Given task: Transcribe each record exactly. Include every one.

Records for this exercise:
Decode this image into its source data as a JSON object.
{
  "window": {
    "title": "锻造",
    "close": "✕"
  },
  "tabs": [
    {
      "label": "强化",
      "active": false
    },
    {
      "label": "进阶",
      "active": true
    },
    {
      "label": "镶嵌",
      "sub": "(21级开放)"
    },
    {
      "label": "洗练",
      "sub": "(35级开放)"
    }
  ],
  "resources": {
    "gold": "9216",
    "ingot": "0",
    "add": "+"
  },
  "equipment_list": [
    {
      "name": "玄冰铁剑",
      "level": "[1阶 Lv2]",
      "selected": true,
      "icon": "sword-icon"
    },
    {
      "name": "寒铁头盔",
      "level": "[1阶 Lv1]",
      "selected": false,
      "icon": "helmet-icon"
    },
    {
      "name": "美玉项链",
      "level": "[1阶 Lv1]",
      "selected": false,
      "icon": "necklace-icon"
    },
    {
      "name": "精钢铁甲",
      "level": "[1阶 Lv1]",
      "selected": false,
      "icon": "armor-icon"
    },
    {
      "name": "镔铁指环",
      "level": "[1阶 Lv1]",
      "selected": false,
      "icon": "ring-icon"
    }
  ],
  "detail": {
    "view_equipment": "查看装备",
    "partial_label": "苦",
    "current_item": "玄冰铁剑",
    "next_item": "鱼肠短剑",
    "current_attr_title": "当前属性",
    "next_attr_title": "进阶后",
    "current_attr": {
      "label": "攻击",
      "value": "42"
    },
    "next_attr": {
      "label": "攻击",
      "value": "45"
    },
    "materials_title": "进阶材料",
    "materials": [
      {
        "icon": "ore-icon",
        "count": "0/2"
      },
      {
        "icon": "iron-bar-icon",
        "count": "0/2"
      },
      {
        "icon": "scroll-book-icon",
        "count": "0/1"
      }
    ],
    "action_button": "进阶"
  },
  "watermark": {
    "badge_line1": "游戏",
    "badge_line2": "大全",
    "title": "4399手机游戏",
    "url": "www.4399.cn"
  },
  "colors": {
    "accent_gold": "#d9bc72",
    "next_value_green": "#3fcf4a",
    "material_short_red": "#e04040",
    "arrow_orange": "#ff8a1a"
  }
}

Correct response:
Decode this image into its source data as a JSON object.
{
  "window": {
    "title": "锻造",
    "close": "✕"
  },
  "tabs": [
    {
      "label": "强化",
      "active": false
    },
    {
      "label": "进阶",
      "active": true
    },
    {
      "label": "镶嵌",
      "sub": "(21级开放)"
    },
    {
      "label": "洗练",
      "sub": "(35级开放)"
    }
  ],
  "resources": {
    "gold": "9216",
    "ingot": "0",
    "add": "+"
  },
  "equipment_list": [
    {
      "name": "玄冰铁剑",
      "level": "[1阶 Lv2]",
      "selected": true,
      "icon": "sword-icon"
    },
    {
      "name": "寒铁头盔",
      "level": "[1阶 Lv1]",
      "selected": false,
      "icon": "helmet-icon"
    },
    {
      "name": "美玉项链",
      "level": "[1阶 Lv1]",
      "selected": false,
      "icon": "necklace-icon"
    },
    {
      "name": "精钢铁甲",
      "level": "[1阶 Lv1]",
      "selected": false,
      "icon": "armor-icon"
    },
    {
      "name": "镔铁指环",
      "level": "[1阶 Lv1]",
      "selected": false,
      "icon": "ring-icon"
    }
  ],
  "detail": {
    "view_equipment": "查看装备",
    "partial_label": "苦",
    "current_item": "玄冰铁剑",
    "next_item": "鱼肠短剑",
    "current_attr_title": "当前属性",
    "next_attr_title": "进阶后",
    "current_attr": {
      "label": "攻击",
      "value": "42"
    },
    "next_attr": {
      "label": "攻击",
      "value": "45"
    },
    "materials_title": "进阶材料",
    "materials": [
      {
        "icon": "ore-icon",
        "count": "0/2"
      },
      {
        "icon": "iron-bar-icon",
        "count": "0/2"
      },
      {
        "icon": "scroll-book-icon",
        "count": "0/1"
      }
    ],
    "action_button": "进阶"
  },
  "watermark": {
    "badge_line1": "游戏",
    "badge_line2": "大全",
    "title": "4399手机游戏",
    "url": "www.4399.cn"
  },
  "colors": {
    "accent_gold": "#d9bc72",
    "next_value_green": "#3fcf4a",
    "material_short_red": "#e04040",
    "arrow_orange": "#ff8a1a"
  }
}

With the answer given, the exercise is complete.